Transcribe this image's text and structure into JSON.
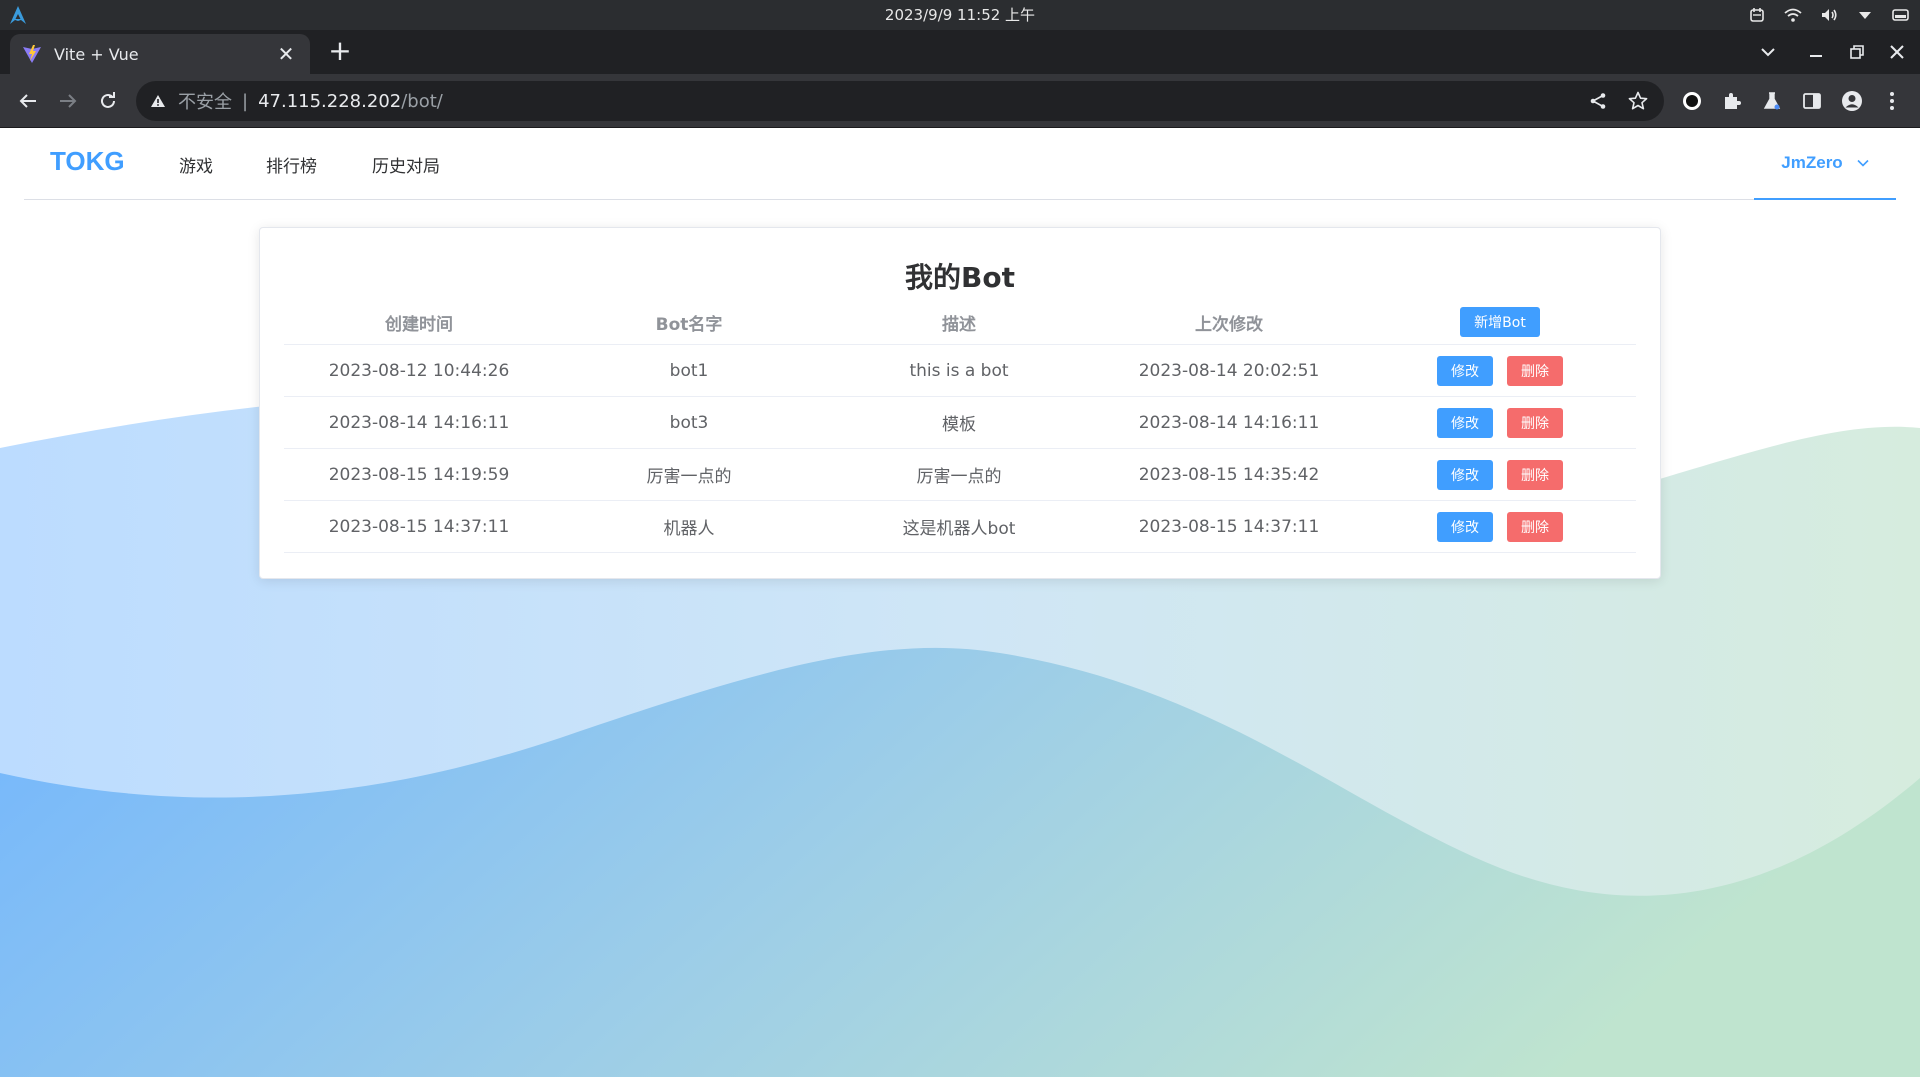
{
  "os": {
    "clock": "2023/9/9   11:52 上午",
    "tray_icons": [
      "calendar-icon",
      "wifi-icon",
      "volume-icon",
      "dropdown-icon",
      "battery-icon"
    ]
  },
  "browser": {
    "tab_title": "Vite + Vue",
    "new_tab": "+",
    "close_tab": "✕",
    "url_security": "不安全",
    "url_separator": "|",
    "url_host": "47.115.228.202",
    "url_path": "/bot/"
  },
  "nav": {
    "brand": "TOKG",
    "items": [
      "游戏",
      "排行榜",
      "历史对局"
    ],
    "user": "JmZero"
  },
  "card": {
    "title": "我的Bot",
    "headers": [
      "创建时间",
      "Bot名字",
      "描述",
      "上次修改"
    ],
    "add_button": "新增Bot",
    "edit_label": "修改",
    "delete_label": "删除",
    "rows": [
      [
        "2023-08-12 10:44:26",
        "bot1",
        "this is a bot",
        "2023-08-14 20:02:51"
      ],
      [
        "2023-08-14 14:16:11",
        "bot3",
        "模板",
        "2023-08-14 14:16:11"
      ],
      [
        "2023-08-15 14:19:59",
        "厉害一点的",
        "厉害一点的",
        "2023-08-15 14:35:42"
      ],
      [
        "2023-08-15 14:37:11",
        "机器人",
        "这是机器人bot",
        "2023-08-15 14:37:11"
      ]
    ]
  },
  "colors": {
    "primary": "#409eff",
    "danger": "#f56c6c",
    "text": "#606266",
    "header_text": "#909399"
  }
}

The request |
Leaving the pictures aside, transcribe the entire listing exactly.

The answer |
Transcribe this image's text and structure into JSON.
{
  "os": {
    "clock": "2023/9/9   11:52 上午",
    "tray_icons": [
      "calendar-icon",
      "wifi-icon",
      "volume-icon",
      "dropdown-icon",
      "battery-icon"
    ]
  },
  "browser": {
    "tab_title": "Vite + Vue",
    "new_tab": "+",
    "close_tab": "✕",
    "url_security": "不安全",
    "url_separator": "|",
    "url_host": "47.115.228.202",
    "url_path": "/bot/"
  },
  "nav": {
    "brand": "TOKG",
    "items": [
      "游戏",
      "排行榜",
      "历史对局"
    ],
    "user": "JmZero"
  },
  "card": {
    "title": "我的Bot",
    "headers": [
      "创建时间",
      "Bot名字",
      "描述",
      "上次修改"
    ],
    "add_button": "新增Bot",
    "edit_label": "修改",
    "delete_label": "删除",
    "rows": [
      [
        "2023-08-12 10:44:26",
        "bot1",
        "this is a bot",
        "2023-08-14 20:02:51"
      ],
      [
        "2023-08-14 14:16:11",
        "bot3",
        "模板",
        "2023-08-14 14:16:11"
      ],
      [
        "2023-08-15 14:19:59",
        "厉害一点的",
        "厉害一点的",
        "2023-08-15 14:35:42"
      ],
      [
        "2023-08-15 14:37:11",
        "机器人",
        "这是机器人bot",
        "2023-08-15 14:37:11"
      ]
    ]
  },
  "colors": {
    "primary": "#409eff",
    "danger": "#f56c6c",
    "text": "#606266",
    "header_text": "#909399"
  }
}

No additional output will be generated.